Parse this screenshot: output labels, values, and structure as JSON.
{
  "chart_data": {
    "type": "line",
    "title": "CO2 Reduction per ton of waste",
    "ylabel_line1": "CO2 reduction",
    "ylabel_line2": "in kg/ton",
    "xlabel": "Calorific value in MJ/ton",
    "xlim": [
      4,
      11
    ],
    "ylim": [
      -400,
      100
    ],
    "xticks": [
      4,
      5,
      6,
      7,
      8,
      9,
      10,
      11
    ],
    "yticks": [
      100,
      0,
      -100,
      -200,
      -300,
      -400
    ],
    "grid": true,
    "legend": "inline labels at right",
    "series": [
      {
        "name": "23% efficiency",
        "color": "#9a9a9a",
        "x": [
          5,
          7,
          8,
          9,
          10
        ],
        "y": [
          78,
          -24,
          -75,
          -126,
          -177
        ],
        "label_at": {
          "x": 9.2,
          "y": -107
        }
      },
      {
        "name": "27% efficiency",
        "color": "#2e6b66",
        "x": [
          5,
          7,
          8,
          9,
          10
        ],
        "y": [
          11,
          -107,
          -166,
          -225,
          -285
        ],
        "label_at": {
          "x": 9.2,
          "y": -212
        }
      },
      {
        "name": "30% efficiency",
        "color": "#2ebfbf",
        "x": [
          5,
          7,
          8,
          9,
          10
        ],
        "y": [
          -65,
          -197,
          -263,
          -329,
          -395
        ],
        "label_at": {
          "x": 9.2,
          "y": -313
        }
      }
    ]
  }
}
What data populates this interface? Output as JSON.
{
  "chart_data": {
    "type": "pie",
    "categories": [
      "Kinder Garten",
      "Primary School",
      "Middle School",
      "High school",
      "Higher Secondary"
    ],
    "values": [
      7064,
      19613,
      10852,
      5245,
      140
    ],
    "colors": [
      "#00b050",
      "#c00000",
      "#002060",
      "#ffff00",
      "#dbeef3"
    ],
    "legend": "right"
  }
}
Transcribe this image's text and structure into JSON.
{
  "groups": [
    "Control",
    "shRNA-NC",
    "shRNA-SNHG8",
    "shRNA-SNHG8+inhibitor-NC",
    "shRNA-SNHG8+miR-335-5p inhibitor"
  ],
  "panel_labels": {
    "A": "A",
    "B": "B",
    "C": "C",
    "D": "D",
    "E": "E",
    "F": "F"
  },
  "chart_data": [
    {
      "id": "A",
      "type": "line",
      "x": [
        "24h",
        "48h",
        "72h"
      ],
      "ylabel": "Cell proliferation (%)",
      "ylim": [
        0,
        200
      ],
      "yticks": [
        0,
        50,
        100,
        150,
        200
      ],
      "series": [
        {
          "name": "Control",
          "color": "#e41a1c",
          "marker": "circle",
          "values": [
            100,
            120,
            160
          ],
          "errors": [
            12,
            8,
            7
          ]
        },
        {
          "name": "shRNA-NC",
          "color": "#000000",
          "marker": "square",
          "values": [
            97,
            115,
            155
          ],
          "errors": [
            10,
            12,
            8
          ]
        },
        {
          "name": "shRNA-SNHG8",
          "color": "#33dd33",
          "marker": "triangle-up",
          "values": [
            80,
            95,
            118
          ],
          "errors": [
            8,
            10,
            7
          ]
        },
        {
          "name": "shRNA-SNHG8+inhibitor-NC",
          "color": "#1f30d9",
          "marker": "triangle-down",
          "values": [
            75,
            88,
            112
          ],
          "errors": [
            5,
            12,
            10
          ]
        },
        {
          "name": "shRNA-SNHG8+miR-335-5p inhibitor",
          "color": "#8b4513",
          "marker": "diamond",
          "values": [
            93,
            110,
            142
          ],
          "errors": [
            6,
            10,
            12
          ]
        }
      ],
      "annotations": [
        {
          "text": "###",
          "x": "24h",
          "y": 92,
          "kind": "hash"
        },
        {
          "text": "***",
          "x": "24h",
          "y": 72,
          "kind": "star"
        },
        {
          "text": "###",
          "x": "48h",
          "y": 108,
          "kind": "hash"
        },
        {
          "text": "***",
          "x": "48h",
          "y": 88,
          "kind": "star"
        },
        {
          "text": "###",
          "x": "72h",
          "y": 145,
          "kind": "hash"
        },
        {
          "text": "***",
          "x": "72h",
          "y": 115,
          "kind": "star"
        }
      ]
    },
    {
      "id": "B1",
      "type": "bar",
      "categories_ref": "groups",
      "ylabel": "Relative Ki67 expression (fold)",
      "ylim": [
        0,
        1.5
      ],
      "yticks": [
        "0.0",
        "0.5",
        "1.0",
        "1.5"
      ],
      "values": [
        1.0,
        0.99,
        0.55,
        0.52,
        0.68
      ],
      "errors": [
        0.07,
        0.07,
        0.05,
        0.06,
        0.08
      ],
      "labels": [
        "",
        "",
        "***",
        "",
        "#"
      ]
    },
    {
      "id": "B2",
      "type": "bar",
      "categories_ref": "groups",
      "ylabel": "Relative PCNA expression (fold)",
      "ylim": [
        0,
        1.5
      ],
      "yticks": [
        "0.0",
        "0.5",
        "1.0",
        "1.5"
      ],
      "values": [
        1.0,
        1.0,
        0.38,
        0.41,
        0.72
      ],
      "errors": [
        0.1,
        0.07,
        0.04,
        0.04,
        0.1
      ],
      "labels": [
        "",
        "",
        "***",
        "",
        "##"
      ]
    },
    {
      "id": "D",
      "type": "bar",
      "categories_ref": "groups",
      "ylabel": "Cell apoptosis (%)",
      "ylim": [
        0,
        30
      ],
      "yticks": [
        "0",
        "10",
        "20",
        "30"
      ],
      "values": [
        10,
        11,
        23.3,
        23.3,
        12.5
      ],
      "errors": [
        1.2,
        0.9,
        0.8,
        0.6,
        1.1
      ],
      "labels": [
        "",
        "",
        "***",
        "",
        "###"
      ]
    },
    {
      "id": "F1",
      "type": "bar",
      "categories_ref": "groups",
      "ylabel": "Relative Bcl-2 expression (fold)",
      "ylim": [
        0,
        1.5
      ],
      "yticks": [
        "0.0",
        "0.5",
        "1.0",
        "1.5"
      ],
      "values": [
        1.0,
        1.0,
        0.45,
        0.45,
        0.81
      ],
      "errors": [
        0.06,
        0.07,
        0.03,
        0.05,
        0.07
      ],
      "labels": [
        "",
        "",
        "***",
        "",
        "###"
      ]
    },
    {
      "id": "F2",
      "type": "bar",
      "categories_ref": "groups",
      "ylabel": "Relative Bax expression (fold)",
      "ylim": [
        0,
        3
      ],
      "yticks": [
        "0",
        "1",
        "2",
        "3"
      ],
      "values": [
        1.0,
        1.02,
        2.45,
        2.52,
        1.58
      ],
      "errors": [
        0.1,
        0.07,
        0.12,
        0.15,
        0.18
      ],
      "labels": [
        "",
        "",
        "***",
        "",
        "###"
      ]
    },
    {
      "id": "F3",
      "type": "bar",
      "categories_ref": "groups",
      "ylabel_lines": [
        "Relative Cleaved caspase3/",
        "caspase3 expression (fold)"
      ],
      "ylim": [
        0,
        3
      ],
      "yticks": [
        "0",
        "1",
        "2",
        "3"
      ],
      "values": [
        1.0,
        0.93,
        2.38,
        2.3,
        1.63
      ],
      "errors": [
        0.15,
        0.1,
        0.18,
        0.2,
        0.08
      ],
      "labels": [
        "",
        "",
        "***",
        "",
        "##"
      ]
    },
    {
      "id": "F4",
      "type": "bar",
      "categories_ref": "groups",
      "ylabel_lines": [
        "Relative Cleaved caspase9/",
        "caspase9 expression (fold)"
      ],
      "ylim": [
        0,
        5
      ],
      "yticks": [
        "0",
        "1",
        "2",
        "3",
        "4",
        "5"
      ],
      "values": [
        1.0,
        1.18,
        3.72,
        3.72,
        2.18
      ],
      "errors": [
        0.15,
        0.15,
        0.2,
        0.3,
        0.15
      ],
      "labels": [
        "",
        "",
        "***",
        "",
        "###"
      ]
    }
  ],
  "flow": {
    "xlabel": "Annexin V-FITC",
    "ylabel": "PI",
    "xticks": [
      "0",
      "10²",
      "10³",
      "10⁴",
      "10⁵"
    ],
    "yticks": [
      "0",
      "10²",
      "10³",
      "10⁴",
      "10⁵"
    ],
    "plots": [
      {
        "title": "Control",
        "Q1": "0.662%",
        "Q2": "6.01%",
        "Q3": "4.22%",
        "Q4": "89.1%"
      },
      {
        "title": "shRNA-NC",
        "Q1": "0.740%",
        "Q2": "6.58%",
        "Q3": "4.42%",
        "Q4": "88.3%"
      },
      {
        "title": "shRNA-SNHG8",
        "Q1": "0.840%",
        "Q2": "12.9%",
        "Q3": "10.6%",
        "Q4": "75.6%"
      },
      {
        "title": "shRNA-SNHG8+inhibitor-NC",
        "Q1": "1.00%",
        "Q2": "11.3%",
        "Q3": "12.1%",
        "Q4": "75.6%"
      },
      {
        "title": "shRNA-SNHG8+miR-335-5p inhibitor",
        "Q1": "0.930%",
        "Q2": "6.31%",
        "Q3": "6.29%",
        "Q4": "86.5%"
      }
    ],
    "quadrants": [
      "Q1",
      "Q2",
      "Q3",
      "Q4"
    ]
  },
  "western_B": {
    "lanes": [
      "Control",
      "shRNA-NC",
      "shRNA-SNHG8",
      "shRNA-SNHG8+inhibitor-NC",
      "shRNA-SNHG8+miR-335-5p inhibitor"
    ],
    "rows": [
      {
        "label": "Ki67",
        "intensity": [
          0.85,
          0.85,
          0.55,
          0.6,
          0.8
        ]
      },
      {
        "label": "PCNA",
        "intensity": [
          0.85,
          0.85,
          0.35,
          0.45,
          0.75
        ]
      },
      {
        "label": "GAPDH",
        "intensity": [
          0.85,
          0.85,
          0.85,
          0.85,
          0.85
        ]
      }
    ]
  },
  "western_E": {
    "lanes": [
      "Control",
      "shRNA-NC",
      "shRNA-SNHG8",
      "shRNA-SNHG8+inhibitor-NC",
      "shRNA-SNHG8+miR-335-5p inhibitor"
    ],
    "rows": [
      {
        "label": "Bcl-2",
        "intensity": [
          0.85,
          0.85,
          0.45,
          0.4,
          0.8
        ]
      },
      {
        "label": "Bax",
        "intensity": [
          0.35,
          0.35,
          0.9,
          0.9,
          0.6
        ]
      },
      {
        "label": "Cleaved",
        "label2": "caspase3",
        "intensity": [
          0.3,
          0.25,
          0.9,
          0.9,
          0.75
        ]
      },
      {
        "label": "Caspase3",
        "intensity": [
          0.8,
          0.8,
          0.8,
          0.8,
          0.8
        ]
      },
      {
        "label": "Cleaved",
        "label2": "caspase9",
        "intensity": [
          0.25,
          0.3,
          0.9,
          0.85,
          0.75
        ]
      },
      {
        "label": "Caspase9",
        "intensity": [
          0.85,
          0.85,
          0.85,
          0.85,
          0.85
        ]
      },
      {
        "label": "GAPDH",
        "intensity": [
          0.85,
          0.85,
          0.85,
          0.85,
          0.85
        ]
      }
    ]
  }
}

◆ **What to do**
Show each line holding the word "inhibitor".

◆ **Correct result**
    "shRNA-SNHG8+inhibitor-NC",
    "shRNA-SNHG8+miR-335-5p inhibitor"
          "name": "shRNA-SNHG8+inhibitor-NC",
          "name": "shRNA-SNHG8+miR-335-5p inhibitor",
        "title": "shRNA-SNHG8+inhibitor-NC",
        "title": "shRNA-SNHG8+miR-335-5p inhibitor",
      "shRNA-SNHG8+inhibitor-NC",
      "shRNA-SNHG8+miR-335-5p inhibitor"
      "shRNA-SNHG8+inhibitor-NC",
      "shRNA-SNHG8+miR-335-5p inhibitor"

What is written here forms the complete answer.